__Task prompt__: Transcribe the listing that follows in full, omitting pictures.

-- Data in this exercise start --

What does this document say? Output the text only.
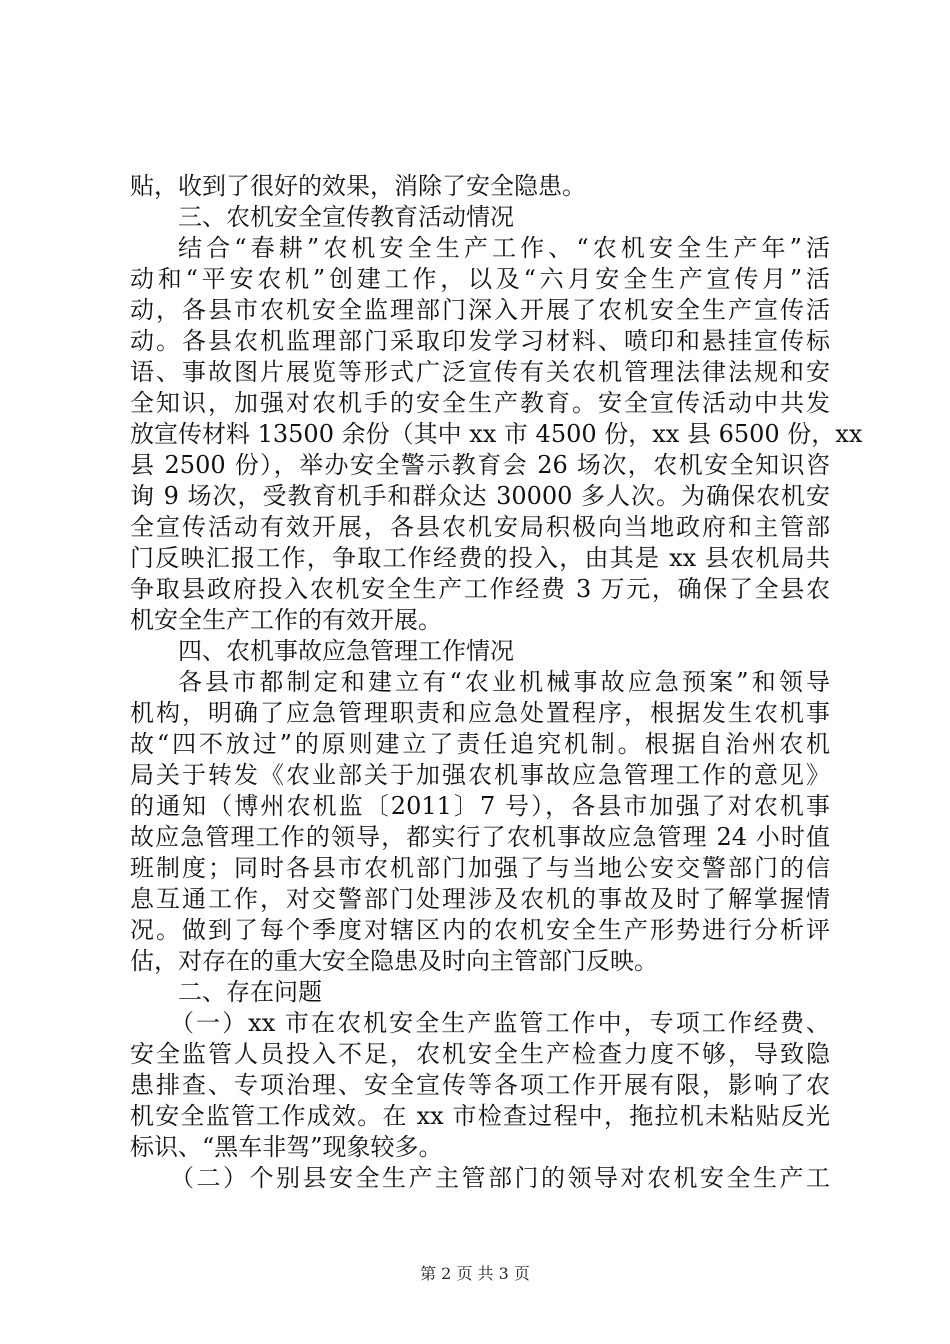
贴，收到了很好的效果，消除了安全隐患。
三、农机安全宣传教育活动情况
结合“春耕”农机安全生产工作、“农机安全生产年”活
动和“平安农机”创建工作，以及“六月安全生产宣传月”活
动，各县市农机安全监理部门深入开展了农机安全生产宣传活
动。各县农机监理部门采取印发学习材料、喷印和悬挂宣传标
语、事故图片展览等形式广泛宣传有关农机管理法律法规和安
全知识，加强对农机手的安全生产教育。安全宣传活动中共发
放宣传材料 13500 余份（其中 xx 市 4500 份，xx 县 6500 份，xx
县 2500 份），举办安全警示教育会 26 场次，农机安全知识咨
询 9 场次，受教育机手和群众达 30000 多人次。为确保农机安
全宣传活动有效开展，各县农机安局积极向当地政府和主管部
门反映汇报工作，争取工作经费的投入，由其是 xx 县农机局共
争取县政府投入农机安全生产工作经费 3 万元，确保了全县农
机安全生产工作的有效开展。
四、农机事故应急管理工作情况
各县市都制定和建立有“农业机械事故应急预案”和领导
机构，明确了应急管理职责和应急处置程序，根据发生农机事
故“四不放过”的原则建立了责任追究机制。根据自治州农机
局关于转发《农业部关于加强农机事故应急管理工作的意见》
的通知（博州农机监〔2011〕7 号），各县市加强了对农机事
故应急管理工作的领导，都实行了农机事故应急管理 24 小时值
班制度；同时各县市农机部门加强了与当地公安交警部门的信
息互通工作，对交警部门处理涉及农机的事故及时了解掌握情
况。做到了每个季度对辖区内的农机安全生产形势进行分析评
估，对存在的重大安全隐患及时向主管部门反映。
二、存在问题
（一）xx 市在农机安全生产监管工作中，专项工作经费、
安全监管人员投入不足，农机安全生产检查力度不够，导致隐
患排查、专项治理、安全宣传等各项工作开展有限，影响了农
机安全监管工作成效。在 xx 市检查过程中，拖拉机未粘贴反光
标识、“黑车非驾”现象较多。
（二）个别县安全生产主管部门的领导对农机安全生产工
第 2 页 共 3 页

-- Data in this exercise end --

__The answer__:
What does this document say? Output the text only.
贴，收到了很好的效果，消除了安全隐患。
三、农机安全宣传教育活动情况
结合“春耕”农机安全生产工作、“农机安全生产年”活
动和“平安农机”创建工作，以及“六月安全生产宣传月”活
动，各县市农机安全监理部门深入开展了农机安全生产宣传活
动。各县农机监理部门采取印发学习材料、喷印和悬挂宣传标
语、事故图片展览等形式广泛宣传有关农机管理法律法规和安
全知识，加强对农机手的安全生产教育。安全宣传活动中共发
放宣传材料 13500 余份（其中 xx 市 4500 份，xx 县 6500 份，xx
县 2500 份），举办安全警示教育会 26 场次，农机安全知识咨
询 9 场次，受教育机手和群众达 30000 多人次。为确保农机安
全宣传活动有效开展，各县农机安局积极向当地政府和主管部
门反映汇报工作，争取工作经费的投入，由其是 xx 县农机局共
争取县政府投入农机安全生产工作经费 3 万元，确保了全县农
机安全生产工作的有效开展。
四、农机事故应急管理工作情况
各县市都制定和建立有“农业机械事故应急预案”和领导
机构，明确了应急管理职责和应急处置程序，根据发生农机事
故“四不放过”的原则建立了责任追究机制。根据自治州农机
局关于转发《农业部关于加强农机事故应急管理工作的意见》
的通知（博州农机监〔2011〕7 号），各县市加强了对农机事
故应急管理工作的领导，都实行了农机事故应急管理 24 小时值
班制度；同时各县市农机部门加强了与当地公安交警部门的信
息互通工作，对交警部门处理涉及农机的事故及时了解掌握情
况。做到了每个季度对辖区内的农机安全生产形势进行分析评
估，对存在的重大安全隐患及时向主管部门反映。
二、存在问题
（一）xx 市在农机安全生产监管工作中，专项工作经费、
安全监管人员投入不足，农机安全生产检查力度不够，导致隐
患排查、专项治理、安全宣传等各项工作开展有限，影响了农
机安全监管工作成效。在 xx 市检查过程中，拖拉机未粘贴反光
标识、“黑车非驾”现象较多。
（二）个别县安全生产主管部门的领导对农机安全生产工
第 2 页 共 3 页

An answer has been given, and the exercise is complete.